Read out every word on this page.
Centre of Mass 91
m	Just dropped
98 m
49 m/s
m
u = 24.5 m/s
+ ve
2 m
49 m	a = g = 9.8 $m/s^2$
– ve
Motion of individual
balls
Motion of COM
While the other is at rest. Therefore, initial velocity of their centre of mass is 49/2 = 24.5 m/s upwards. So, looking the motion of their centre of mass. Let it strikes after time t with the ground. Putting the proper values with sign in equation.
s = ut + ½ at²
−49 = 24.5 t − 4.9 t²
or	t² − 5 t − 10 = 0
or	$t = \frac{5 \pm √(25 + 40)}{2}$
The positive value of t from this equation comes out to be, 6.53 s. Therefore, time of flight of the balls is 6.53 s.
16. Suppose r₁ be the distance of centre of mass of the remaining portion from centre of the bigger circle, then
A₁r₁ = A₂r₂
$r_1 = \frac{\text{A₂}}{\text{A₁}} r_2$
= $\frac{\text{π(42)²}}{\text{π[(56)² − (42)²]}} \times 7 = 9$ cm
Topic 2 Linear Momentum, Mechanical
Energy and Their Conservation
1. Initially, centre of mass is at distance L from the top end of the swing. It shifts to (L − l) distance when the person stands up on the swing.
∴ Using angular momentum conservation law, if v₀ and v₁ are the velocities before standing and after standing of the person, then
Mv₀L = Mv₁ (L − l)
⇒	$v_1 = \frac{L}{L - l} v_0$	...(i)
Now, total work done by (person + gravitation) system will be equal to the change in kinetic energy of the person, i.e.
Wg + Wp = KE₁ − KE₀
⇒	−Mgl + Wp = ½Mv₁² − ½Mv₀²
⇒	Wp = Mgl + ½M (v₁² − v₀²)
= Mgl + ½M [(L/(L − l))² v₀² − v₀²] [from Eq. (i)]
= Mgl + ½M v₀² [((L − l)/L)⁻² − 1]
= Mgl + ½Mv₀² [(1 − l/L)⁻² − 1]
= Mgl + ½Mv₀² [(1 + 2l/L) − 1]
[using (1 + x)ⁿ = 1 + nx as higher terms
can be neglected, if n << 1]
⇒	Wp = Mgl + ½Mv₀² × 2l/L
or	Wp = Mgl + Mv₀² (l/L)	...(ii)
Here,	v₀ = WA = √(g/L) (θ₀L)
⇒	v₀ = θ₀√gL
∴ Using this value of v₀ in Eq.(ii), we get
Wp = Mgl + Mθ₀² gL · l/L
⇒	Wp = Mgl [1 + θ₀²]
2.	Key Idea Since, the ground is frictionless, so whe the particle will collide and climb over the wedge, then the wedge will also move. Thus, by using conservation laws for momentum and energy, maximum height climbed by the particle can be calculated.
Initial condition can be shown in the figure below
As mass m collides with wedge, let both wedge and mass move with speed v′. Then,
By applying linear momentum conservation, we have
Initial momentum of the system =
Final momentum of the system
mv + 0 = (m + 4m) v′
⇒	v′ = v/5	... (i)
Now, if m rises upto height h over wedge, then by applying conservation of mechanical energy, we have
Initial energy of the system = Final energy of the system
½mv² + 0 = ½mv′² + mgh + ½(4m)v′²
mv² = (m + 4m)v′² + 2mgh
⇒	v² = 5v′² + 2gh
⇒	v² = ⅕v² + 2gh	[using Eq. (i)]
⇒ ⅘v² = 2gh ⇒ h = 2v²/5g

_ _ _ _ _

Where a line holds the string "½Mv₀²", copy that line.

* **WRITTEN REPLY**
⇒	−Mgl + Wp = ½Mv₁² − ½Mv₀²
= Mgl + ½Mv₀² [(1 − l/L)⁻² − 1]
= Mgl + ½Mv₀² [(1 + 2l/L) − 1]
⇒	Wp = Mgl + ½Mv₀² × 2l/L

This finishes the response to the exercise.